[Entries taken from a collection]
#####

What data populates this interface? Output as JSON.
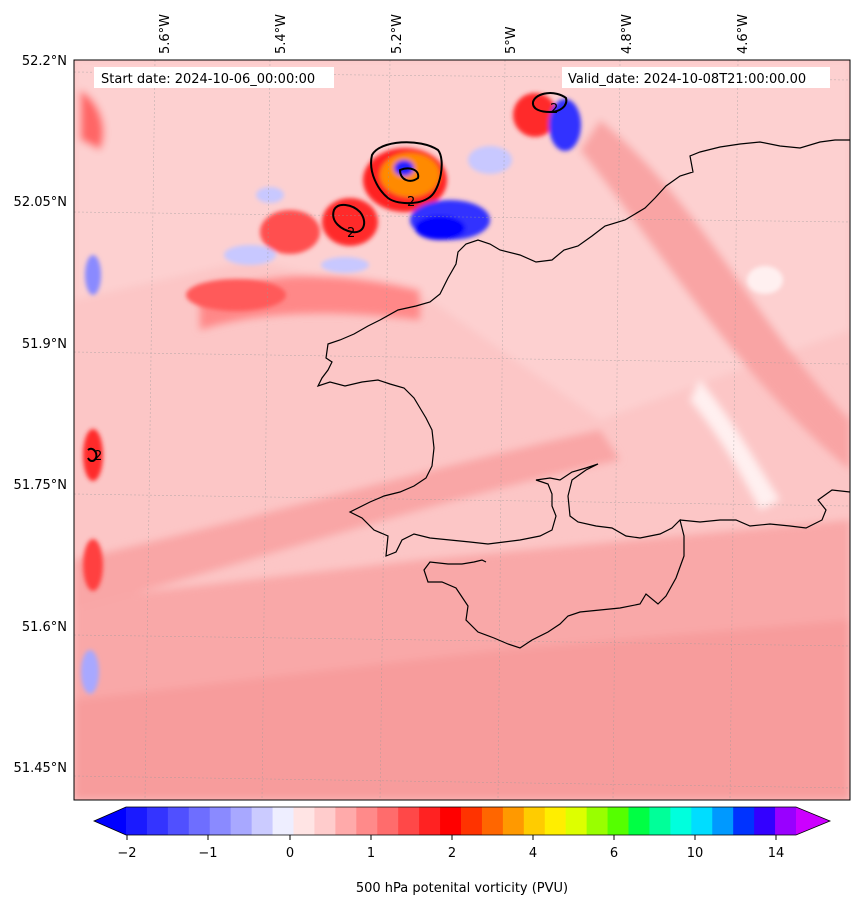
{
  "header": {
    "start_label": "Start date: 2024-10-06_00:00:00",
    "valid_label": "Valid_date: 2024-10-08T21:00:00.00"
  },
  "map": {
    "top_lon_labels": [
      "5.6°W",
      "5.4°W",
      "5.2°W",
      "5°W",
      "4.8°W",
      "4.6°W"
    ],
    "left_lat_labels": [
      "52.2°N",
      "52.05°N",
      "51.9°N",
      "51.75°N",
      "51.6°N",
      "51.45°N"
    ],
    "contour_label": "2",
    "colors": {
      "background_pink": "#fbbcbc",
      "mid_pink": "#f89a9a",
      "light_pink": "#ffd6d6",
      "red": "#ff2a2a",
      "orange": "#ff8a00",
      "blue": "#1a1aff",
      "light_blue": "#c8c8ff",
      "coast": "#000000"
    }
  },
  "colorbar": {
    "ticks": [
      "−2",
      "−1",
      "0",
      "1",
      "2",
      "4",
      "6",
      "10",
      "14"
    ],
    "label": "500 hPa potenital vorticity (PVU)",
    "colors": [
      "#1a1aff",
      "#3434ff",
      "#5050ff",
      "#6e6eff",
      "#8a8aff",
      "#a8a8ff",
      "#cbcbff",
      "#eeeeff",
      "#ffe4e4",
      "#ffcccc",
      "#ffaaaa",
      "#ff8a8a",
      "#ff6c6c",
      "#ff4848",
      "#ff2222",
      "#ff0000",
      "#ff3300",
      "#ff6600",
      "#ff9900",
      "#ffcc00",
      "#ffee00",
      "#ddff00",
      "#99ff00",
      "#55ff00",
      "#00ff44",
      "#00ff99",
      "#00ffdd",
      "#00ddff",
      "#0099ff",
      "#0033ff",
      "#3300ff",
      "#9900ff"
    ],
    "under_color": "#0000ff",
    "over_color": "#cc00ff"
  }
}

#####

• WORK INSTRUCTIONS: Give every record back exactly as it reads, with no images.

• EXERCISE OUTPUT:
What data populates this interface? Output as JSON.
{
  "header": {
    "start_label": "Start date: 2024-10-06_00:00:00",
    "valid_label": "Valid_date: 2024-10-08T21:00:00.00"
  },
  "map": {
    "top_lon_labels": [
      "5.6°W",
      "5.4°W",
      "5.2°W",
      "5°W",
      "4.8°W",
      "4.6°W"
    ],
    "left_lat_labels": [
      "52.2°N",
      "52.05°N",
      "51.9°N",
      "51.75°N",
      "51.6°N",
      "51.45°N"
    ],
    "contour_label": "2",
    "colors": {
      "background_pink": "#fbbcbc",
      "mid_pink": "#f89a9a",
      "light_pink": "#ffd6d6",
      "red": "#ff2a2a",
      "orange": "#ff8a00",
      "blue": "#1a1aff",
      "light_blue": "#c8c8ff",
      "coast": "#000000"
    }
  },
  "colorbar": {
    "ticks": [
      "−2",
      "−1",
      "0",
      "1",
      "2",
      "4",
      "6",
      "10",
      "14"
    ],
    "label": "500 hPa potenital vorticity (PVU)",
    "colors": [
      "#1a1aff",
      "#3434ff",
      "#5050ff",
      "#6e6eff",
      "#8a8aff",
      "#a8a8ff",
      "#cbcbff",
      "#eeeeff",
      "#ffe4e4",
      "#ffcccc",
      "#ffaaaa",
      "#ff8a8a",
      "#ff6c6c",
      "#ff4848",
      "#ff2222",
      "#ff0000",
      "#ff3300",
      "#ff6600",
      "#ff9900",
      "#ffcc00",
      "#ffee00",
      "#ddff00",
      "#99ff00",
      "#55ff00",
      "#00ff44",
      "#00ff99",
      "#00ffdd",
      "#00ddff",
      "#0099ff",
      "#0033ff",
      "#3300ff",
      "#9900ff"
    ],
    "under_color": "#0000ff",
    "over_color": "#cc00ff"
  }
}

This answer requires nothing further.